COMPITO 1: Riscrivi i record a partire dalla prima riga e fino alla riga che contiene "wind-arrow <box>689 545 697 553</box>", compresa. Sostituisci "coastline-path" con "shoreline-path" e lascia invariato tutto il resto.

##### ESTRATTO DEL TESTO #####

Sviluppato originariamente nel 2014, il NIST CSF ha inteso da subito fornire un approccio quanto più possibile completo e flessibile per la gestione dei rischi di cybersicurezza.

Originariamente introdotto per aiutare le organizzazioni – in particolare nel settore delle infrastrutture critiche negli USA – a gestire e mitigare i rischi informatici fornendo le linee guida nel cui rispetto migliorare la gestione complessiva della cybersicurezza (offrendo “una tassonomia di risultati di alto livello in materia di cybersecurity che può essere utilizzata da qualsiasi organizzazione – indipendentemente dalle dimensioni, dal settore o dalla maturità – per comprendere, valutare, dare priorità e comunicare meglio i propri sforzi in materia di cybersecurity”)[1], il NIST CSF – inizialmente basato su un insieme centrale di attività di cybersecurity (Identifica, Proteggi, Rileva, Rispondi e Ripristina) – è stato recentemente rivisto e aggiornato alla versione “2.0”.

Funzione Govern e allargamento della platea del NIST CSF 2.0

In estrema sintesi, la versione 2.0 del NIST CSF ha visto la comparsa della nuova funzione Govern, finalizzata a stabilire e monitorare strategie e politiche di gestione del rischio informatico enfatizzando un approccio olistico alla cybersecurity. Ne deriva una rinnovata cultura della consapevolezza sul tema; oltre ad un allargamento della – già eterogenea – platea di addetti ai lavori che ne vengono interessati, ad ulteriore conferma del rilievo framework: ben potendone usufruire non solo i responsabili dello sviluppo e della gestione dei programmi di cybersecurity ma anche dirigenti, consigli di amministrazione, avvocati e – più in generale – chiunque sia professionalmente attivamente coinvolto nelle operazioni di cybersecurity e risk management.

##### VOCI DEL DATASET #####

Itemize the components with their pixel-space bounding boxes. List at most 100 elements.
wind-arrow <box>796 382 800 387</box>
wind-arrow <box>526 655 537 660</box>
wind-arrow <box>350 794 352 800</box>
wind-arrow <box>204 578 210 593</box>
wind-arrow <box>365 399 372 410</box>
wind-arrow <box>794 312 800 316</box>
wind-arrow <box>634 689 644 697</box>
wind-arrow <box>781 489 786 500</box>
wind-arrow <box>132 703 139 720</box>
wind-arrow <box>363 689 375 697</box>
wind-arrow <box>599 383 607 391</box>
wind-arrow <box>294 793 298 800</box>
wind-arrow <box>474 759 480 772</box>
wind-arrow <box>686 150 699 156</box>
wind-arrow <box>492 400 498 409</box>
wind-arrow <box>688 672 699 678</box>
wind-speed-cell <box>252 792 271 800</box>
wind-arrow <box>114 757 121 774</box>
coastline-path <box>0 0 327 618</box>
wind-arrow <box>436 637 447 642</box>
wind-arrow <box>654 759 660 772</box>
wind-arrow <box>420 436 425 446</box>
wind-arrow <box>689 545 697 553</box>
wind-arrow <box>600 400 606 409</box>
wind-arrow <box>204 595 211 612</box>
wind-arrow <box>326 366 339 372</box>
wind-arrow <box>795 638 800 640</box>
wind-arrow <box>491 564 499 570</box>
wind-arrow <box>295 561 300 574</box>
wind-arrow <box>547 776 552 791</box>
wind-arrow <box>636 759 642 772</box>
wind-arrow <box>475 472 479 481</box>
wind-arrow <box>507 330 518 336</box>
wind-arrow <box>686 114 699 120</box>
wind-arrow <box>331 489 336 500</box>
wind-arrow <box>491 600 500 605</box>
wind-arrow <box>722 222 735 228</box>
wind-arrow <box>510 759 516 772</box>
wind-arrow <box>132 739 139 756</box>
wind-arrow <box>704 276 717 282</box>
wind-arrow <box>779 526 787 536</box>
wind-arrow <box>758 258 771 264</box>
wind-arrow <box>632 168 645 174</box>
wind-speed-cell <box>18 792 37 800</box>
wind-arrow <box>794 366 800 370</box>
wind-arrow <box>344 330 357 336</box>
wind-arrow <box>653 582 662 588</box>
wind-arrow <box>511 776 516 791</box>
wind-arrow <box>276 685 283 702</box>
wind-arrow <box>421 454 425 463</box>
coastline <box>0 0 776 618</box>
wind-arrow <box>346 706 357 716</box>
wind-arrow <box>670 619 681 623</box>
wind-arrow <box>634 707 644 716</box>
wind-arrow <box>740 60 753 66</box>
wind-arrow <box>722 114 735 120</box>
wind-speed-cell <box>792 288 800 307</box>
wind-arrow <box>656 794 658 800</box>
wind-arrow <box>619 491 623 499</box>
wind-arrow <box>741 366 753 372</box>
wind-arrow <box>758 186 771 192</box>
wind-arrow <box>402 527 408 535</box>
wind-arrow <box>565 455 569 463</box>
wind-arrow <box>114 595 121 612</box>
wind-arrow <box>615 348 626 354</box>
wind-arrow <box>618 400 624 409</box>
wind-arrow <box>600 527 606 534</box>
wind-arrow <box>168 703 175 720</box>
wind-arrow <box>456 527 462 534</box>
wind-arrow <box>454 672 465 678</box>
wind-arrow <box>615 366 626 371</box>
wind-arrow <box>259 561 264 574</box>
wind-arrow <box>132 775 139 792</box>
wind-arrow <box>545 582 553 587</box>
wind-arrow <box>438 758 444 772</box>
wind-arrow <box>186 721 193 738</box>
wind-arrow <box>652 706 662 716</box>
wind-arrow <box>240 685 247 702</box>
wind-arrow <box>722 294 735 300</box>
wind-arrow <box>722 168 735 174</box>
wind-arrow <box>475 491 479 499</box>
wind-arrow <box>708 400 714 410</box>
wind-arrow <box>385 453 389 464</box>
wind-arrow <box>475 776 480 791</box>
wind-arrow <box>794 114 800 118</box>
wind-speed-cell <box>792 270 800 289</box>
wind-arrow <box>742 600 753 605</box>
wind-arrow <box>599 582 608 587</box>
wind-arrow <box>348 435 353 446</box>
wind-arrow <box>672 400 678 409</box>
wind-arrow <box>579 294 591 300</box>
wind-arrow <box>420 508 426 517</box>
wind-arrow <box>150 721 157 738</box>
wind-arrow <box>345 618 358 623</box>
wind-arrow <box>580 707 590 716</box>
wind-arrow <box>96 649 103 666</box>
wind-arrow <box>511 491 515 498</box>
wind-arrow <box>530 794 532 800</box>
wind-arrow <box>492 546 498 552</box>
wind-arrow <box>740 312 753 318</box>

#####

COMPITO 2: Prosegui l'estratto sul NIST CSF 2.0 a partire dall'ultima frase riportata.

RISPOSTA ATTESA 1:
Itemize the components with their pixel-space bounding boxes. List at most 100 elements.
wind-arrow <box>796 382 800 387</box>
wind-arrow <box>526 655 537 660</box>
wind-arrow <box>350 794 352 800</box>
wind-arrow <box>204 578 210 593</box>
wind-arrow <box>365 399 372 410</box>
wind-arrow <box>794 312 800 316</box>
wind-arrow <box>634 689 644 697</box>
wind-arrow <box>781 489 786 500</box>
wind-arrow <box>132 703 139 720</box>
wind-arrow <box>363 689 375 697</box>
wind-arrow <box>599 383 607 391</box>
wind-arrow <box>294 793 298 800</box>
wind-arrow <box>474 759 480 772</box>
wind-arrow <box>686 150 699 156</box>
wind-arrow <box>492 400 498 409</box>
wind-arrow <box>688 672 699 678</box>
wind-speed-cell <box>252 792 271 800</box>
wind-arrow <box>114 757 121 774</box>
shoreline-path <box>0 0 327 618</box>
wind-arrow <box>436 637 447 642</box>
wind-arrow <box>654 759 660 772</box>
wind-arrow <box>420 436 425 446</box>
wind-arrow <box>689 545 697 553</box>

RISPOSTA ATTESA 2:
NIST CSF 2.0 e direttiva NIS2: i punti di contatto

Il NIST CSF non è – tuttavia – l’unico standard riconosciuto a livello internazionale, né tantomeno – a ben vedere – l’unica fonte di riferimento sul tema, ed anzi: per coloro che hanno sede e/o un centro di interessi (in particolare commerciali) all’interno del territorio dell’Unione, il NIST CSF può ben fungere da benchmark di riferimento, ma rimane necessario fare i conti con una serie – invero sempre più nutrita, come ho avuto modo di specificare qui – di fonti regolamentari di hard law, tra cui naturalmente spiccano per rilievo nella materia il Regolamento n. 881/2019 (Cybersecurity Act) e in particolare la Direttiva NIS2 (quest’ultima come noto applicabile principalmente agli operatori di servizi essenziali e ai fornitori di servizi digitali, con un ampliamento rispetto alla NIS al fine di includere anche settori come telecomunicazioni e sanità).

Gli aspetti metodologici

Entrambe le fonti mirano a migliorare la sicurezza informatica e la resilienza delle organizzazioni di fronte a minacce informatiche sempre più sofisticate.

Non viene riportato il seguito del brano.